▸ Instruction
Within the data that follows, how many lines carry the string "natural"? Give the number alone.

▸ Exercise input
══════

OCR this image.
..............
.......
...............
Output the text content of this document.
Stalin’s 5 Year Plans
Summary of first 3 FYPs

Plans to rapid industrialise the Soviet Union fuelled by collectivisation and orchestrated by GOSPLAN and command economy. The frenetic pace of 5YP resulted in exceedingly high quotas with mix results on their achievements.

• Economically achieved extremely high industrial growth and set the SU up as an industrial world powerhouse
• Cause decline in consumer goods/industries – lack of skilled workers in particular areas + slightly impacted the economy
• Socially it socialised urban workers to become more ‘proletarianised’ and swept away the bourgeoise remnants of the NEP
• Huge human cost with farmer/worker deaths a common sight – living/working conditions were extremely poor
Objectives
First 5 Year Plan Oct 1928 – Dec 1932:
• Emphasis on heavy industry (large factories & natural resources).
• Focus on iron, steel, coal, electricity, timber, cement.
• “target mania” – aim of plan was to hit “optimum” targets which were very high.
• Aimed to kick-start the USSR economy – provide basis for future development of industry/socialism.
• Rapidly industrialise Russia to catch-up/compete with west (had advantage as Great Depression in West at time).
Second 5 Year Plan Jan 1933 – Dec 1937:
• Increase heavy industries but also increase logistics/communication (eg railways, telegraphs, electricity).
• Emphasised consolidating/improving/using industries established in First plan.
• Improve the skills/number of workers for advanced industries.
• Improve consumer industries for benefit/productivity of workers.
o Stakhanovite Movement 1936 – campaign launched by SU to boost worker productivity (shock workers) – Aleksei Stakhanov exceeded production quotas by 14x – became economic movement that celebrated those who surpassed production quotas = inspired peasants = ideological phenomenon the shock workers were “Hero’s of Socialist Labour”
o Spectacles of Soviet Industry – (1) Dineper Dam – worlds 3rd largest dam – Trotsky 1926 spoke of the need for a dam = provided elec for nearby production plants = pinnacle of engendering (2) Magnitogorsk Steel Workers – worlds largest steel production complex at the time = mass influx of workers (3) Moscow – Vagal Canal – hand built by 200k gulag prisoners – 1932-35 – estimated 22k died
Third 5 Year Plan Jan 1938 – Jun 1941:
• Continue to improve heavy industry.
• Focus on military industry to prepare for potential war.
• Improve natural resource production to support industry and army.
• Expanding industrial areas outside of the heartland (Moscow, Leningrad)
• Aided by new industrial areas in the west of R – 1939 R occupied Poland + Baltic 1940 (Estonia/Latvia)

══════

▸ Worked answer
2